==== Record set ====

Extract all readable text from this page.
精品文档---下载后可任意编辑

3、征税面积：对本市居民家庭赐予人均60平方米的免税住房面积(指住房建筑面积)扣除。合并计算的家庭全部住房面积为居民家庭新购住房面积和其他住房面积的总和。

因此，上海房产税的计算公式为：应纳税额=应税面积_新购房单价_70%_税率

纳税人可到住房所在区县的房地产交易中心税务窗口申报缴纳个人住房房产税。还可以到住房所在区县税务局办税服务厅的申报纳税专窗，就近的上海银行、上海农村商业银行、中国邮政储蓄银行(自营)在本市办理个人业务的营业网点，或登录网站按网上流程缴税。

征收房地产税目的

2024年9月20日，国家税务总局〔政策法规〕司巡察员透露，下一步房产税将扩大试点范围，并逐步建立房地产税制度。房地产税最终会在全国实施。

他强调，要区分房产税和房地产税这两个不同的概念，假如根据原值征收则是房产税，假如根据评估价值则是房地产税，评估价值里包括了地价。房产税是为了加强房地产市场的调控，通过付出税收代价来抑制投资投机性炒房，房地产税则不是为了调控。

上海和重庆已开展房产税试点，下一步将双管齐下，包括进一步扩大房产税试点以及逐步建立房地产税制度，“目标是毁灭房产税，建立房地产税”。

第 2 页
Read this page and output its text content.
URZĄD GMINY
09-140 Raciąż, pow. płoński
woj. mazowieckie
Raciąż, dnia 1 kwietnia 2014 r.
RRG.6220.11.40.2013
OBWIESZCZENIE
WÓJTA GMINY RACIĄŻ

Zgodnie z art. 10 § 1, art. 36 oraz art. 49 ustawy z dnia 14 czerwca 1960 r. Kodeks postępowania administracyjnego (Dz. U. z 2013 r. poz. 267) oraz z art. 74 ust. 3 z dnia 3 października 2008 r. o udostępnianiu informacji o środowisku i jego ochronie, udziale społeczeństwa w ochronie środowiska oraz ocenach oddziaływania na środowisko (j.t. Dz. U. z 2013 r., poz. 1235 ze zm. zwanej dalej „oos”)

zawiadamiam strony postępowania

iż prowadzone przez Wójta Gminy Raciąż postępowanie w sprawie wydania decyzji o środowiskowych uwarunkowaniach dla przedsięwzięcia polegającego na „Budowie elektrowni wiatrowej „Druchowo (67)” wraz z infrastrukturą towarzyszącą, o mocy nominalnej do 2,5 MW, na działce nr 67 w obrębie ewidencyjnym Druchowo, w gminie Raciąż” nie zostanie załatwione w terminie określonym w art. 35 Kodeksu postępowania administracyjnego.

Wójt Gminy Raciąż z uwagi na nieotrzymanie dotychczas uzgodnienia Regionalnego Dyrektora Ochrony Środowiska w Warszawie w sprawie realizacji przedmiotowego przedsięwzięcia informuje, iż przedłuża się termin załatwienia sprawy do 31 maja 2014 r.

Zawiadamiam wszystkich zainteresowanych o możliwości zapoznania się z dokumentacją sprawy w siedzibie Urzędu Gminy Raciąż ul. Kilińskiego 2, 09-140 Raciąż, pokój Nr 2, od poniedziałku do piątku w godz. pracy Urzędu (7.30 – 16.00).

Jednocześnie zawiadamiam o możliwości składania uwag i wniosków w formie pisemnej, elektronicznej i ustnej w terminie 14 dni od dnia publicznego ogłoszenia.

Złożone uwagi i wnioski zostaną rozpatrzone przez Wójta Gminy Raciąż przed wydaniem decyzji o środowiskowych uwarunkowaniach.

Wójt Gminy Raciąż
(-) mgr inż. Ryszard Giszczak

====

— Work to complete —
Repeat the records above exactly.

— Response —
Extract all readable text from this page.
精品文档---下载后可任意编辑

3、征税面积：对本市居民家庭赐予人均60平方米的免税住房面积(指住房建筑面积)扣除。合并计算的家庭全部住房面积为居民家庭新购住房面积和其他住房面积的总和。

因此，上海房产税的计算公式为：应纳税额=应税面积_新购房单价_70%_税率

纳税人可到住房所在区县的房地产交易中心税务窗口申报缴纳个人住房房产税。还可以到住房所在区县税务局办税服务厅的申报纳税专窗，就近的上海银行、上海农村商业银行、中国邮政储蓄银行(自营)在本市办理个人业务的营业网点，或登录网站按网上流程缴税。

征收房地产税目的

2024年9月20日，国家税务总局〔政策法规〕司巡察员透露，下一步房产税将扩大试点范围，并逐步建立房地产税制度。房地产税最终会在全国实施。

他强调，要区分房产税和房地产税这两个不同的概念，假如根据原值征收则是房产税，假如根据评估价值则是房地产税，评估价值里包括了地价。房产税是为了加强房地产市场的调控，通过付出税收代价来抑制投资投机性炒房，房地产税则不是为了调控。

上海和重庆已开展房产税试点，下一步将双管齐下，包括进一步扩大房产税试点以及逐步建立房地产税制度，“目标是毁灭房产税，建立房地产税”。

第 2 页
Read this page and output its text content.
URZĄD GMINY
09-140 Raciąż, pow. płoński
woj. mazowieckie
Raciąż, dnia 1 kwietnia 2014 r.
RRG.6220.11.40.2013
OBWIESZCZENIE
WÓJTA GMINY RACIĄŻ

Zgodnie z art. 10 § 1, art. 36 oraz art. 49 ustawy z dnia 14 czerwca 1960 r. Kodeks postępowania administracyjnego (Dz. U. z 2013 r. poz. 267) oraz z art. 74 ust. 3 z dnia 3 października 2008 r. o udostępnianiu informacji o środowisku i jego ochronie, udziale społeczeństwa w ochronie środowiska oraz ocenach oddziaływania na środowisko (j.t. Dz. U. z 2013 r., poz. 1235 ze zm. zwanej dalej „oos”)

zawiadamiam strony postępowania

iż prowadzone przez Wójta Gminy Raciąż postępowanie w sprawie wydania decyzji o środowiskowych uwarunkowaniach dla przedsięwzięcia polegającego na „Budowie elektrowni wiatrowej „Druchowo (67)” wraz z infrastrukturą towarzyszącą, o mocy nominalnej do 2,5 MW, na działce nr 67 w obrębie ewidencyjnym Druchowo, w gminie Raciąż” nie zostanie załatwione w terminie określonym w art. 35 Kodeksu postępowania administracyjnego.

Wójt Gminy Raciąż z uwagi na nieotrzymanie dotychczas uzgodnienia Regionalnego Dyrektora Ochrony Środowiska w Warszawie w sprawie realizacji przedmiotowego przedsięwzięcia informuje, iż przedłuża się termin załatwienia sprawy do 31 maja 2014 r.

Zawiadamiam wszystkich zainteresowanych o możliwości zapoznania się z dokumentacją sprawy w siedzibie Urzędu Gminy Raciąż ul. Kilińskiego 2, 09-140 Raciąż, pokój Nr 2, od poniedziałku do piątku w godz. pracy Urzędu (7.30 – 16.00).

Jednocześnie zawiadamiam o możliwości składania uwag i wniosków w formie pisemnej, elektronicznej i ustnej w terminie 14 dni od dnia publicznego ogłoszenia.

Złożone uwagi i wnioski zostaną rozpatrzone przez Wójta Gminy Raciąż przed wydaniem decyzji o środowiskowych uwarunkowaniach.

Wójt Gminy Raciąż
(-) mgr inż. Ryszard Giszczak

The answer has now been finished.